======== Information provided ========

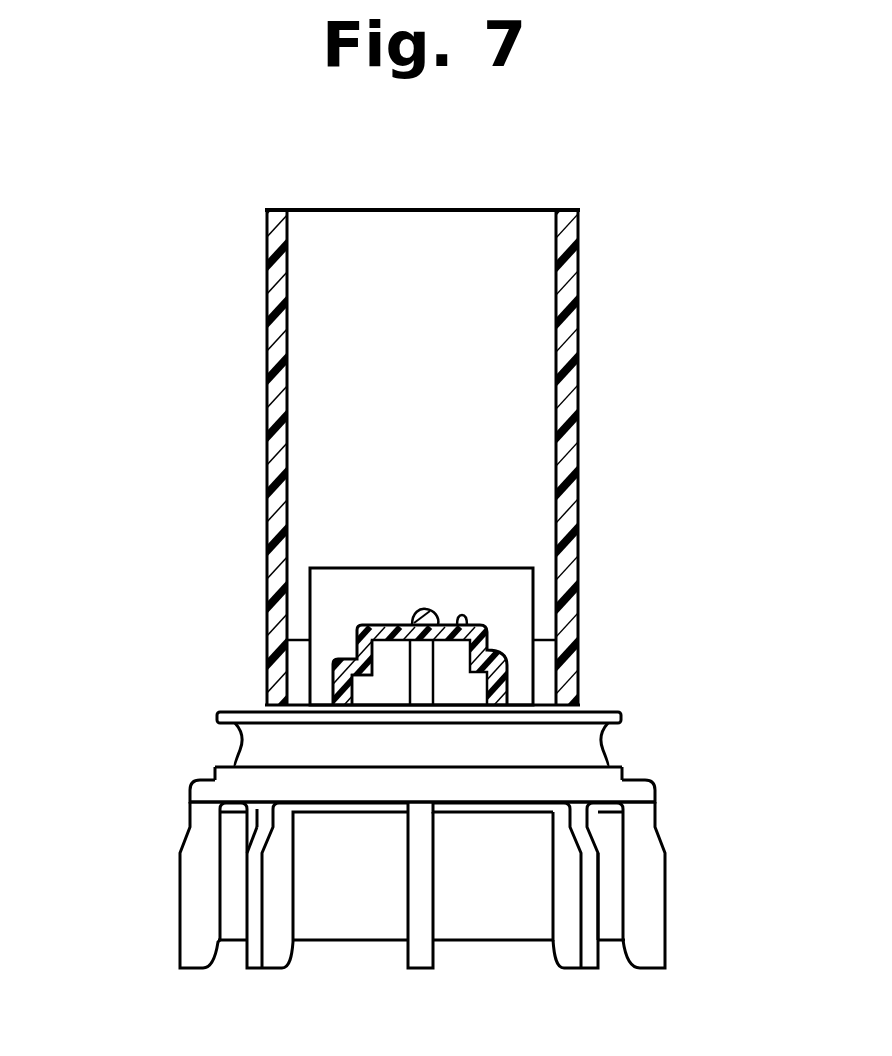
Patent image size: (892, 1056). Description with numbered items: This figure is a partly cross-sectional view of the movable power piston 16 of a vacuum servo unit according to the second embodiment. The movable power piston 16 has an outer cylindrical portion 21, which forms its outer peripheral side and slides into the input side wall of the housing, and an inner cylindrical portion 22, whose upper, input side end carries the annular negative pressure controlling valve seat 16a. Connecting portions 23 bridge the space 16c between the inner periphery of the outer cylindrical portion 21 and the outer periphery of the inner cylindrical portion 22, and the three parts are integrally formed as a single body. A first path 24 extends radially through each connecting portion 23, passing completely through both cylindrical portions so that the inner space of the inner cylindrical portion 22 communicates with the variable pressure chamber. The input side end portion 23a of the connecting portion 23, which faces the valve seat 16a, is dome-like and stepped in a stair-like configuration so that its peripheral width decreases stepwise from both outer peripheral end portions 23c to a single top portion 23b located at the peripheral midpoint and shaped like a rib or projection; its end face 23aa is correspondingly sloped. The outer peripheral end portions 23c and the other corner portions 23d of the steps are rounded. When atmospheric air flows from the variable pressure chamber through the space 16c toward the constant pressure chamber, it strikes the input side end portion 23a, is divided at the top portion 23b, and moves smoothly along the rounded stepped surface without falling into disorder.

The outer cylindrical portion 21 is at (583, 331).
The inner cylindrical portion 22 is at (322, 588).
The movable power piston 16 is at (640, 718).
The negative pressure controlling valve seat 16a is at (418, 567).
The space 16c is at (300, 593).
The connecting portion 23 is at (500, 680).
The input side end portion 23a is at (398, 600).
The end face 23aa is at (458, 623).
The top portion 23b is at (430, 611).
The outer peripheral end portion 23c is at (335, 662).
The corner portion 23d is at (400, 617).
The first path 24 is at (382, 690).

========

▶ **Exercise task**
Swap "vacuum servo unit" for "vacuum booster" and give the whole listing above again with nothing else changed. Leave the picture out of your answer.

▶ **Response to this task**
Patent image size: (892, 1056). Description with numbered items: This figure is a partly cross-sectional view of the movable power piston 16 of a vacuum booster according to the second embodiment. The movable power piston 16 has an outer cylindrical portion 21, which forms its outer peripheral side and slides into the input side wall of the housing, and an inner cylindrical portion 22, whose upper, input side end carries the annular negative pressure controlling valve seat 16a. Connecting portions 23 bridge the space 16c between the inner periphery of the outer cylindrical portion 21 and the outer periphery of the inner cylindrical portion 22, and the three parts are integrally formed as a single body. A first path 24 extends radially through each connecting portion 23, passing completely through both cylindrical portions so that the inner space of the inner cylindrical portion 22 communicates with the variable pressure chamber. The input side end portion 23a of the connecting portion 23, which faces the valve seat 16a, is dome-like and stepped in a stair-like configuration so that its peripheral width decreases stepwise from both outer peripheral end portions 23c to a single top portion 23b located at the peripheral midpoint and shaped like a rib or projection; its end face 23aa is correspondingly sloped. The outer peripheral end portions 23c and the other corner portions 23d of the steps are rounded. When atmospheric air flows from the variable pressure chamber through the space 16c toward the constant pressure chamber, it strikes the input side end portion 23a, is divided at the top portion 23b, and moves smoothly along the rounded stepped surface without falling into disorder.

The outer cylindrical portion 21 is at (583, 331).
The inner cylindrical portion 22 is at (322, 588).
The movable power piston 16 is at (640, 718).
The negative pressure controlling valve seat 16a is at (418, 567).
The space 16c is at (300, 593).
The connecting portion 23 is at (500, 680).
The input side end portion 23a is at (398, 600).
The end face 23aa is at (458, 623).
The top portion 23b is at (430, 611).
The outer peripheral end portion 23c is at (335, 662).
The corner portion 23d is at (400, 617).
The first path 24 is at (382, 690).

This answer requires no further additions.